Records:
________________________
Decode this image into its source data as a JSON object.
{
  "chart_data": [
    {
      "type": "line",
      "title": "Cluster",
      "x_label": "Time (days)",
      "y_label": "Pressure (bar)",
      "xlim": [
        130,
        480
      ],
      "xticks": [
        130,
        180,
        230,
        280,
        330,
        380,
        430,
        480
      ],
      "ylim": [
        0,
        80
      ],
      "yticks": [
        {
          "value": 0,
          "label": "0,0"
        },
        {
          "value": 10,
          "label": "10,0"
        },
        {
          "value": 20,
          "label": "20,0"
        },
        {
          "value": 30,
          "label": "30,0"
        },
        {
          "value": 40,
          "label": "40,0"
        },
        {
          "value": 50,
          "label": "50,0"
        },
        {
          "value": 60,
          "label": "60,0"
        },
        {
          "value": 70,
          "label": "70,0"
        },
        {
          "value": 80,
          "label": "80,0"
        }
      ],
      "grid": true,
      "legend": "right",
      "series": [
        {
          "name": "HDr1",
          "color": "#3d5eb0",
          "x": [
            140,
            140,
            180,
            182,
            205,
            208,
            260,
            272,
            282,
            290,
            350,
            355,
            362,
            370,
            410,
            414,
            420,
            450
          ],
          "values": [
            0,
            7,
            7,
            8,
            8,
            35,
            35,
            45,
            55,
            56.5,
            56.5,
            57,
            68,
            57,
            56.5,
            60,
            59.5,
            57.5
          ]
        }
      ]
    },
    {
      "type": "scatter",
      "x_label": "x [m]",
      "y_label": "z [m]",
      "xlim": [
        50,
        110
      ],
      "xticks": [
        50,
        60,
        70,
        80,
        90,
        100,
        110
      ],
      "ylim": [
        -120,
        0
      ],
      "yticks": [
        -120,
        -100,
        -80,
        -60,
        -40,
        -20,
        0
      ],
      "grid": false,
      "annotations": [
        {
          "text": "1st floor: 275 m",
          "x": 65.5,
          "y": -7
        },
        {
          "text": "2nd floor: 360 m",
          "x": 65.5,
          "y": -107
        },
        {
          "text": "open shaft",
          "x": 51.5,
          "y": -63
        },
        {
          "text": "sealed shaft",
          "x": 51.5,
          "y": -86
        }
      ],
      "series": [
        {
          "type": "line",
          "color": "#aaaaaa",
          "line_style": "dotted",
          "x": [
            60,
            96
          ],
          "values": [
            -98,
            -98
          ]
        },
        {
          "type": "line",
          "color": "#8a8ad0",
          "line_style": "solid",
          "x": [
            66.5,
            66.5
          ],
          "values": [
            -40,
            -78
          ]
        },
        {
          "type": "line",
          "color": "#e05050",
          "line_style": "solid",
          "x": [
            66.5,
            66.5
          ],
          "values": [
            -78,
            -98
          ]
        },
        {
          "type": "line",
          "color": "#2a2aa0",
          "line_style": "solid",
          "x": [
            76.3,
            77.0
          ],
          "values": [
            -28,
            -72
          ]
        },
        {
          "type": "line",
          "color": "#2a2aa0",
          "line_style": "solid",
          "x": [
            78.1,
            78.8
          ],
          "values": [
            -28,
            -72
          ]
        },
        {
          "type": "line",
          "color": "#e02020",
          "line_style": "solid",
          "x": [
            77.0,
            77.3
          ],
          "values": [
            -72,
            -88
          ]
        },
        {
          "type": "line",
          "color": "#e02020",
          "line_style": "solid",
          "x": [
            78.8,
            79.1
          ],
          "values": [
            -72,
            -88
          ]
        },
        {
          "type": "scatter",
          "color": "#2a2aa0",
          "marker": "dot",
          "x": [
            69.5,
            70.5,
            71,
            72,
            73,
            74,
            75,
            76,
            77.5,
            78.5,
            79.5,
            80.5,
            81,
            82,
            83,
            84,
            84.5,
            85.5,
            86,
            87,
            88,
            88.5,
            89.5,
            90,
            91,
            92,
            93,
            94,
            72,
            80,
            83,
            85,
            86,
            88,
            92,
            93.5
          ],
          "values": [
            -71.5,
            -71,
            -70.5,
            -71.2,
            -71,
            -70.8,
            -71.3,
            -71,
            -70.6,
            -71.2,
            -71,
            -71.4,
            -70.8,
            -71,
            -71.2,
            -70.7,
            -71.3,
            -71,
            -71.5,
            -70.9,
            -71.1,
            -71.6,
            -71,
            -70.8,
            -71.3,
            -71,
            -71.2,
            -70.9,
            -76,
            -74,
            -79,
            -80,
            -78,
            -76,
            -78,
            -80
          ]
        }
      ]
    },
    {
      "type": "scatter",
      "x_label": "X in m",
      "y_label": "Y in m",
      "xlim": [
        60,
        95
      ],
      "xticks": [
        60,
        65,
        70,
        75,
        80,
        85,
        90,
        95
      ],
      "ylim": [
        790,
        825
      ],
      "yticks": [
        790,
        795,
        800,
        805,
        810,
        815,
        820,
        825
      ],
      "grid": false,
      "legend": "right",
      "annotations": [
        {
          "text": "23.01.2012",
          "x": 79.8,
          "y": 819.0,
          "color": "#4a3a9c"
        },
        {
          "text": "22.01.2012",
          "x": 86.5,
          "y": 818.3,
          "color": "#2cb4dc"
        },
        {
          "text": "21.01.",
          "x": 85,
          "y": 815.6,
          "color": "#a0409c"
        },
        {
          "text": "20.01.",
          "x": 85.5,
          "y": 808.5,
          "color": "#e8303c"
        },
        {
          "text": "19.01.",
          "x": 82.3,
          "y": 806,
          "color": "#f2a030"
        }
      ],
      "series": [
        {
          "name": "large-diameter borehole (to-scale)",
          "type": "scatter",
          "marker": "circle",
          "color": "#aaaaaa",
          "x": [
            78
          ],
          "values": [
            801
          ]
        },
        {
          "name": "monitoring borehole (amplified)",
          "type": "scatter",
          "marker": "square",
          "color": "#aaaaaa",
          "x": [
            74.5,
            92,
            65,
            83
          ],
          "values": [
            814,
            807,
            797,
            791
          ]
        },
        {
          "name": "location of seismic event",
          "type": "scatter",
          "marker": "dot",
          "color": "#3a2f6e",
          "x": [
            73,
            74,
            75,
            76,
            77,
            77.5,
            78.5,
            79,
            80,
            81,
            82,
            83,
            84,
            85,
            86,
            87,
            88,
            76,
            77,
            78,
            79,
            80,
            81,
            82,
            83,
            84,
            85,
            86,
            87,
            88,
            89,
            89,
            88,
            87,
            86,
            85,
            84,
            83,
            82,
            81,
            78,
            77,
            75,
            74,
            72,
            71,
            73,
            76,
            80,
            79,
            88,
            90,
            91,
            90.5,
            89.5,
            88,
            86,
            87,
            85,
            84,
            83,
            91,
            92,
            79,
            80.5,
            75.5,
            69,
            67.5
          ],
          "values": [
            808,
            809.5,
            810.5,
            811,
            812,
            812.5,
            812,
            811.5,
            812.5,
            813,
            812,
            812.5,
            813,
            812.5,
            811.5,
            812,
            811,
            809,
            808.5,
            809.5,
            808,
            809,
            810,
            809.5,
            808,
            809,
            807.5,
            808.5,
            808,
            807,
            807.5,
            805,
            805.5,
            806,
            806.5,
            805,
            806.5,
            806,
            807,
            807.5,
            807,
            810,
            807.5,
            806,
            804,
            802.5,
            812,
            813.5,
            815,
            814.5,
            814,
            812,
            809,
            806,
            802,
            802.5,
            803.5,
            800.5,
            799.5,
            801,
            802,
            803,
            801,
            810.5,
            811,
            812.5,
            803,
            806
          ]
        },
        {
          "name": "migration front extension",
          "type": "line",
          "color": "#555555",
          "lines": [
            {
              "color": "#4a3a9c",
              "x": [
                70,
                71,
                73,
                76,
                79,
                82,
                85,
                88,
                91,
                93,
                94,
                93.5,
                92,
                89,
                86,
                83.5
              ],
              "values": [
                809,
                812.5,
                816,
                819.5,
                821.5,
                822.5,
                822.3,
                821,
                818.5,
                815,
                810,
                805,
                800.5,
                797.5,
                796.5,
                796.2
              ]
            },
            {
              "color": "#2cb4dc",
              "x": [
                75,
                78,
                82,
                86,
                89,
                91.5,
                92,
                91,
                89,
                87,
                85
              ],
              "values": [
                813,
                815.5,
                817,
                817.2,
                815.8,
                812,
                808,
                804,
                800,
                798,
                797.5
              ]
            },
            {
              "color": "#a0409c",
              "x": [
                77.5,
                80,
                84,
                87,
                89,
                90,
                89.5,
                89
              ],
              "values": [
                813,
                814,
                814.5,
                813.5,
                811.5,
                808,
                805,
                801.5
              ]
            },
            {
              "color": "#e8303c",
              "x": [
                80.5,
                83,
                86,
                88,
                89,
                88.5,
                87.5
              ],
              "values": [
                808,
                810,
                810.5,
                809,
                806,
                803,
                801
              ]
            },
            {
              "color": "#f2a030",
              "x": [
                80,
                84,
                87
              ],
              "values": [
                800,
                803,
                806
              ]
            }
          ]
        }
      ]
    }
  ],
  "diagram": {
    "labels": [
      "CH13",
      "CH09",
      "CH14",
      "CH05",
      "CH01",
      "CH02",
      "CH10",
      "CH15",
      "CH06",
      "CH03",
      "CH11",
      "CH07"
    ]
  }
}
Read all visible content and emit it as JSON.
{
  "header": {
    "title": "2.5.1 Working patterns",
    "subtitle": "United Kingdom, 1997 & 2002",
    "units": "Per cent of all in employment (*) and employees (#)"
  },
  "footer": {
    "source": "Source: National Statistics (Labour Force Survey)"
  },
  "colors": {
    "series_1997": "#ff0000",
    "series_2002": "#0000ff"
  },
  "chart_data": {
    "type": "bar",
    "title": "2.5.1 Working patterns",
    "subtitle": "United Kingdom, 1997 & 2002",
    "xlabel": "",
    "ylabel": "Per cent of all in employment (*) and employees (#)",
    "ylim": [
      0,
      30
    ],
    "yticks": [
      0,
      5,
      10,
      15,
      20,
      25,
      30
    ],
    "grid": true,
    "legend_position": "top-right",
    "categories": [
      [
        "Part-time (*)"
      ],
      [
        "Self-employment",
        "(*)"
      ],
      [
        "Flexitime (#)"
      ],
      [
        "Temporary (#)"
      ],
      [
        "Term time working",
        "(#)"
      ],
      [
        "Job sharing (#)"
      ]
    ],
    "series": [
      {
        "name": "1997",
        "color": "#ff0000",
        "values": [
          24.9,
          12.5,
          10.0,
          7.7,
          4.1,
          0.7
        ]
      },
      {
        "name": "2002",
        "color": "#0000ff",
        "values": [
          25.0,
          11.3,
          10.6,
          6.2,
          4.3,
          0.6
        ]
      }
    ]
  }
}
________________________
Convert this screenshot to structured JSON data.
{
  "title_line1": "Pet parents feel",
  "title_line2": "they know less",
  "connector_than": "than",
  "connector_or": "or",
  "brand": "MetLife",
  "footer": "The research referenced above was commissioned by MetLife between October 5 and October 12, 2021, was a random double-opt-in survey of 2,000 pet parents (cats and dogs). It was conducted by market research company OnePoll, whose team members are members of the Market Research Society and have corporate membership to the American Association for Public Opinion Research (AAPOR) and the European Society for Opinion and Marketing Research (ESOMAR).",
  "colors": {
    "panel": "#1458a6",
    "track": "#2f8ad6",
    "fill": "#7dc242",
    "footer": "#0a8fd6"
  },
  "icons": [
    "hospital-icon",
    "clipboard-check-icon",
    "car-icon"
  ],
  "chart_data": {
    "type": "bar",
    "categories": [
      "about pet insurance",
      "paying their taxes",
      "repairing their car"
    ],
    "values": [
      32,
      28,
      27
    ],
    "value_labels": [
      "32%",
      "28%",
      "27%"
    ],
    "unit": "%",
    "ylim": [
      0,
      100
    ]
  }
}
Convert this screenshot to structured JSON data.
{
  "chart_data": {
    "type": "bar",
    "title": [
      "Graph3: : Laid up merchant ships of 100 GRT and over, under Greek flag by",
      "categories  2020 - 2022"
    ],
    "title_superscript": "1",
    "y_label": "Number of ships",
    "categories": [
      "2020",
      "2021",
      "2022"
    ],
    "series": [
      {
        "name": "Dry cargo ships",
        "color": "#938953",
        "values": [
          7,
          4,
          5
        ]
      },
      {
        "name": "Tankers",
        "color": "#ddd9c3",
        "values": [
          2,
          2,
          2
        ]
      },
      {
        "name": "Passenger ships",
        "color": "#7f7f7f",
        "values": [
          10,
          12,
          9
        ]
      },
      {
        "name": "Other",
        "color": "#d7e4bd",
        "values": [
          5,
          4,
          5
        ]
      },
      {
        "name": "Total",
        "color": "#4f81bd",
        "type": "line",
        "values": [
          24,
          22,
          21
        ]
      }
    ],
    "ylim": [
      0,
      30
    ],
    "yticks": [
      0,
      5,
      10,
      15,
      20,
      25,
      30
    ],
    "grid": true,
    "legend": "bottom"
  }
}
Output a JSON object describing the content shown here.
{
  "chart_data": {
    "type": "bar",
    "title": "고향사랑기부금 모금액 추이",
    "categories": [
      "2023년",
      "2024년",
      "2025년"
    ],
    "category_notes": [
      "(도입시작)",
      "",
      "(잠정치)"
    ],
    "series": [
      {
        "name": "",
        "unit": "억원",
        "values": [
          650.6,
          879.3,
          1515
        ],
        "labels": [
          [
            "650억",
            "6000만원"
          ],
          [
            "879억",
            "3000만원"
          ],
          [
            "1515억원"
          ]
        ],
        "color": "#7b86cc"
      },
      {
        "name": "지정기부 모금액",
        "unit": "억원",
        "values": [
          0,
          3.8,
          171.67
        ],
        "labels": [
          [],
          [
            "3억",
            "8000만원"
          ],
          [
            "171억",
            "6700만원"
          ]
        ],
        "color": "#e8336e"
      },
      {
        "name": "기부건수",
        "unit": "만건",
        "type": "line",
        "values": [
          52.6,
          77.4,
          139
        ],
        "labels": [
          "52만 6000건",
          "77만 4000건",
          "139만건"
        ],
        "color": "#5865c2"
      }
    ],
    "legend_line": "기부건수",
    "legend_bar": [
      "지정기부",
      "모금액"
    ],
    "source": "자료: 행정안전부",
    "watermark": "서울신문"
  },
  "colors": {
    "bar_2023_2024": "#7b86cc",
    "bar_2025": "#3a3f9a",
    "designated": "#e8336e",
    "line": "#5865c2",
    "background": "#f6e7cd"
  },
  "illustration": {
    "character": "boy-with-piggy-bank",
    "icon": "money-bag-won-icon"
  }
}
________________________
Exercise directions. Identify each line in the records above containing the word "MetLife"; copy those lines.

Full response.
  "brand": "MetLife",
  "footer": "The research referenced above was commissioned by MetLife between October 5 and October 12, 2021, was a random double-opt-in survey of 2,000 pet parents (cats and dogs). It was conducted by market research company OnePoll, whose team members are members of the Market Research Society and have corporate membership to the American Association for Public Opinion Research (AAPOR) and the European Society for Opinion and Marketing Research (ESOMAR).",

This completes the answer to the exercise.